[Working data start]

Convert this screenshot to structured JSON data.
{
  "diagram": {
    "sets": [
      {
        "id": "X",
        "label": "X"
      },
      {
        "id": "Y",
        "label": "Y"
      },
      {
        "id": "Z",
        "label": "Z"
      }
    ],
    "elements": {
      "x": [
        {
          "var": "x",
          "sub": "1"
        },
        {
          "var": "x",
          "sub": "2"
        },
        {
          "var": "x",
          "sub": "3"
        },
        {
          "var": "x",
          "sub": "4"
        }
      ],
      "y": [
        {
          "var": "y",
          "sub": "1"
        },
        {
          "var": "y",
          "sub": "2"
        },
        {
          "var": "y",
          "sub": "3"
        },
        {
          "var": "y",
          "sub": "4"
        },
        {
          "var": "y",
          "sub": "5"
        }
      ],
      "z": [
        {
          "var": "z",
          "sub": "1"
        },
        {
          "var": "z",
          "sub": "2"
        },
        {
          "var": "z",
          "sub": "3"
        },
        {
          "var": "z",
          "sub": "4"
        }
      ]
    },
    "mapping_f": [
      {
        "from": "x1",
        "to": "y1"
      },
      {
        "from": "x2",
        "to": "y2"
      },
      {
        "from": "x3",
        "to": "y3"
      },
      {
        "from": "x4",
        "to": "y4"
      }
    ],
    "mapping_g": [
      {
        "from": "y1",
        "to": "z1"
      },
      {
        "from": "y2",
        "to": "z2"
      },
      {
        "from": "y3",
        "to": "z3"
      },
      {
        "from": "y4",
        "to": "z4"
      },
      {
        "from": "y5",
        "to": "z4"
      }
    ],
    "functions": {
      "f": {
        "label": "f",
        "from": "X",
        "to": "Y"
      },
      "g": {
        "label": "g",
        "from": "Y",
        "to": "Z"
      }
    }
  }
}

[Working data end]

Reproduce every record, matching each line exactly.

● **Complete response**
Convert this screenshot to structured JSON data.
{
  "diagram": {
    "sets": [
      {
        "id": "X",
        "label": "X"
      },
      {
        "id": "Y",
        "label": "Y"
      },
      {
        "id": "Z",
        "label": "Z"
      }
    ],
    "elements": {
      "x": [
        {
          "var": "x",
          "sub": "1"
        },
        {
          "var": "x",
          "sub": "2"
        },
        {
          "var": "x",
          "sub": "3"
        },
        {
          "var": "x",
          "sub": "4"
        }
      ],
      "y": [
        {
          "var": "y",
          "sub": "1"
        },
        {
          "var": "y",
          "sub": "2"
        },
        {
          "var": "y",
          "sub": "3"
        },
        {
          "var": "y",
          "sub": "4"
        },
        {
          "var": "y",
          "sub": "5"
        }
      ],
      "z": [
        {
          "var": "z",
          "sub": "1"
        },
        {
          "var": "z",
          "sub": "2"
        },
        {
          "var": "z",
          "sub": "3"
        },
        {
          "var": "z",
          "sub": "4"
        }
      ]
    },
    "mapping_f": [
      {
        "from": "x1",
        "to": "y1"
      },
      {
        "from": "x2",
        "to": "y2"
      },
      {
        "from": "x3",
        "to": "y3"
      },
      {
        "from": "x4",
        "to": "y4"
      }
    ],
    "mapping_g": [
      {
        "from": "y1",
        "to": "z1"
      },
      {
        "from": "y2",
        "to": "z2"
      },
      {
        "from": "y3",
        "to": "z3"
      },
      {
        "from": "y4",
        "to": "z4"
      },
      {
        "from": "y5",
        "to": "z4"
      }
    ],
    "functions": {
      "f": {
        "label": "f",
        "from": "X",
        "to": "Y"
      },
      "g": {
        "label": "g",
        "from": "Y",
        "to": "Z"
      }
    }
  }
}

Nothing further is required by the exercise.